YOUR GOAL: Reproduce each record exactly.

RECORDS PROVIDED:
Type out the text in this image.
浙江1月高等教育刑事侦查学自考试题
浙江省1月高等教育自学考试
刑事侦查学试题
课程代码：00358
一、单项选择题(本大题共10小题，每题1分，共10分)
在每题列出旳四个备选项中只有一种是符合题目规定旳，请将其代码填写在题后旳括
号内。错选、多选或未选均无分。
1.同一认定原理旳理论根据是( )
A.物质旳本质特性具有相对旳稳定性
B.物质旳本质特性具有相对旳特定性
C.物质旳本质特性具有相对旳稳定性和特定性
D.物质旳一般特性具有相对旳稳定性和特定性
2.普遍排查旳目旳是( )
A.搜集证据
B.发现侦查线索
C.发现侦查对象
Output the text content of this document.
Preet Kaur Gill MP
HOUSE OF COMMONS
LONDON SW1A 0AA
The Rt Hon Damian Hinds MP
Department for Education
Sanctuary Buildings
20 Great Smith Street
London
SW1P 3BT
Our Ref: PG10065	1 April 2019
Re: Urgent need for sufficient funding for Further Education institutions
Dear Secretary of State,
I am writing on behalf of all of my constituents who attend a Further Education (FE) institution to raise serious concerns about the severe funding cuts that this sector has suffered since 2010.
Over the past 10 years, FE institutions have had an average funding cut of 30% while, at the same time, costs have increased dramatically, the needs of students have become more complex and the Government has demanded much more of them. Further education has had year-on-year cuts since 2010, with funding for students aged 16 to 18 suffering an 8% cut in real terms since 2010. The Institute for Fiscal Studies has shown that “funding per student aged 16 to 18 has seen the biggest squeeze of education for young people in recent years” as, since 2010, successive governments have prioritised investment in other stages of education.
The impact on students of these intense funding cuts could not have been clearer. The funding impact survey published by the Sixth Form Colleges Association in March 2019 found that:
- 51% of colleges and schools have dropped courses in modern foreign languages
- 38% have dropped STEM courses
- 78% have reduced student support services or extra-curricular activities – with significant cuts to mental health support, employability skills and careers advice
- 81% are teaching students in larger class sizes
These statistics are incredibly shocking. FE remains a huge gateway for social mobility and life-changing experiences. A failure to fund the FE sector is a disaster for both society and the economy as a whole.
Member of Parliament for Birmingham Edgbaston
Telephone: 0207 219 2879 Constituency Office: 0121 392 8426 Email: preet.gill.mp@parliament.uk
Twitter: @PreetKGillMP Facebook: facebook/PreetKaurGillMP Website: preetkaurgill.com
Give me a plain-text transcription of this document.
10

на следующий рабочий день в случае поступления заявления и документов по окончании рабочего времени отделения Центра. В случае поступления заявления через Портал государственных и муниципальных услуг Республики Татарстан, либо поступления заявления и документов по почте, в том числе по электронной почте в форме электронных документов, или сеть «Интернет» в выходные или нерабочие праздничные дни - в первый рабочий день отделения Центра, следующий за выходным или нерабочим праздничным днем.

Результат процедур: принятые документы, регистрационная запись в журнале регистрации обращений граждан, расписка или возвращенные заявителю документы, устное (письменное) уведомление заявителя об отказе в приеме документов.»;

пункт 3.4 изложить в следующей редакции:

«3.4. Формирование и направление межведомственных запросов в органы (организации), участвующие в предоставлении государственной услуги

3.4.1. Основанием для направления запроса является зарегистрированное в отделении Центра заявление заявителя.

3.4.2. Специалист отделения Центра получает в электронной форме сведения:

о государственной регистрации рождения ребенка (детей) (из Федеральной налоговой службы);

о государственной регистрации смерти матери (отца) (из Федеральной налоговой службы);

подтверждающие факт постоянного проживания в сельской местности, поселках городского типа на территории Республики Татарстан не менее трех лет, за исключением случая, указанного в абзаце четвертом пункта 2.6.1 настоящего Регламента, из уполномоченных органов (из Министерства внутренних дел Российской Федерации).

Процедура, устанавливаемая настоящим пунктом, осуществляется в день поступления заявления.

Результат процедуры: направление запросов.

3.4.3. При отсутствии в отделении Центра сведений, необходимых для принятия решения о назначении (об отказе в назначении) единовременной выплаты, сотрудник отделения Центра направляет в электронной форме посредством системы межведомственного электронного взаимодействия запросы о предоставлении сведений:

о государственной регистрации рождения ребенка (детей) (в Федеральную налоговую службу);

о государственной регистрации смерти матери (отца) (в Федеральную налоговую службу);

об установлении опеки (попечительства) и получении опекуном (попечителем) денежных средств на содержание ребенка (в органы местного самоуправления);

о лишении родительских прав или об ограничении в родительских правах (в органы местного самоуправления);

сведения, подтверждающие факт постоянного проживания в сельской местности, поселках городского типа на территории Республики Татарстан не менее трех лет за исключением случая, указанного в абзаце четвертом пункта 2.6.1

ANSWER FOR THIS EXERCISE:
Type out the text in this image.
浙江1月高等教育刑事侦查学自考试题
浙江省1月高等教育自学考试
刑事侦查学试题
课程代码：00358
一、单项选择题(本大题共10小题，每题1分，共10分)
在每题列出旳四个备选项中只有一种是符合题目规定旳，请将其代码填写在题后旳括
号内。错选、多选或未选均无分。
1.同一认定原理旳理论根据是( )
A.物质旳本质特性具有相对旳稳定性
B.物质旳本质特性具有相对旳特定性
C.物质旳本质特性具有相对旳稳定性和特定性
D.物质旳一般特性具有相对旳稳定性和特定性
2.普遍排查旳目旳是( )
A.搜集证据
B.发现侦查线索
C.发现侦查对象
Output the text content of this document.
Preet Kaur Gill MP
HOUSE OF COMMONS
LONDON SW1A 0AA
The Rt Hon Damian Hinds MP
Department for Education
Sanctuary Buildings
20 Great Smith Street
London
SW1P 3BT
Our Ref: PG10065	1 April 2019
Re: Urgent need for sufficient funding for Further Education institutions
Dear Secretary of State,
I am writing on behalf of all of my constituents who attend a Further Education (FE) institution to raise serious concerns about the severe funding cuts that this sector has suffered since 2010.
Over the past 10 years, FE institutions have had an average funding cut of 30% while, at the same time, costs have increased dramatically, the needs of students have become more complex and the Government has demanded much more of them. Further education has had year-on-year cuts since 2010, with funding for students aged 16 to 18 suffering an 8% cut in real terms since 2010. The Institute for Fiscal Studies has shown that “funding per student aged 16 to 18 has seen the biggest squeeze of education for young people in recent years” as, since 2010, successive governments have prioritised investment in other stages of education.
The impact on students of these intense funding cuts could not have been clearer. The funding impact survey published by the Sixth Form Colleges Association in March 2019 found that:
- 51% of colleges and schools have dropped courses in modern foreign languages
- 38% have dropped STEM courses
- 78% have reduced student support services or extra-curricular activities – with significant cuts to mental health support, employability skills and careers advice
- 81% are teaching students in larger class sizes
These statistics are incredibly shocking. FE remains a huge gateway for social mobility and life-changing experiences. A failure to fund the FE sector is a disaster for both society and the economy as a whole.
Member of Parliament for Birmingham Edgbaston
Telephone: 0207 219 2879 Constituency Office: 0121 392 8426 Email: preet.gill.mp@parliament.uk
Twitter: @PreetKGillMP Facebook: facebook/PreetKaurGillMP Website: preetkaurgill.com
Give me a plain-text transcription of this document.
10

на следующий рабочий день в случае поступления заявления и документов по окончании рабочего времени отделения Центра. В случае поступления заявления через Портал государственных и муниципальных услуг Республики Татарстан, либо поступления заявления и документов по почте, в том числе по электронной почте в форме электронных документов, или сеть «Интернет» в выходные или нерабочие праздничные дни - в первый рабочий день отделения Центра, следующий за выходным или нерабочим праздничным днем.

Результат процедур: принятые документы, регистрационная запись в журнале регистрации обращений граждан, расписка или возвращенные заявителю документы, устное (письменное) уведомление заявителя об отказе в приеме документов.»;

пункт 3.4 изложить в следующей редакции:

«3.4. Формирование и направление межведомственных запросов в органы (организации), участвующие в предоставлении государственной услуги

3.4.1. Основанием для направления запроса является зарегистрированное в отделении Центра заявление заявителя.

3.4.2. Специалист отделения Центра получает в электронной форме сведения:

о государственной регистрации рождения ребенка (детей) (из Федеральной налоговой службы);

о государственной регистрации смерти матери (отца) (из Федеральной налоговой службы);

подтверждающие факт постоянного проживания в сельской местности, поселках городского типа на территории Республики Татарстан не менее трех лет, за исключением случая, указанного в абзаце четвертом пункта 2.6.1 настоящего Регламента, из уполномоченных органов (из Министерства внутренних дел Российской Федерации).

Процедура, устанавливаемая настоящим пунктом, осуществляется в день поступления заявления.

Результат процедуры: направление запросов.

3.4.3. При отсутствии в отделении Центра сведений, необходимых для принятия решения о назначении (об отказе в назначении) единовременной выплаты, сотрудник отделения Центра направляет в электронной форме посредством системы межведомственного электронного взаимодействия запросы о предоставлении сведений:

о государственной регистрации рождения ребенка (детей) (в Федеральную налоговую службу);

о государственной регистрации смерти матери (отца) (в Федеральную налоговую службу);

об установлении опеки (попечительства) и получении опекуном (попечителем) денежных средств на содержание ребенка (в органы местного самоуправления);

о лишении родительских прав или об ограничении в родительских правах (в органы местного самоуправления);

сведения, подтверждающие факт постоянного проживания в сельской местности, поселках городского типа на территории Республики Татарстан не менее трех лет за исключением случая, указанного в абзаце четвертом пункта 2.6.1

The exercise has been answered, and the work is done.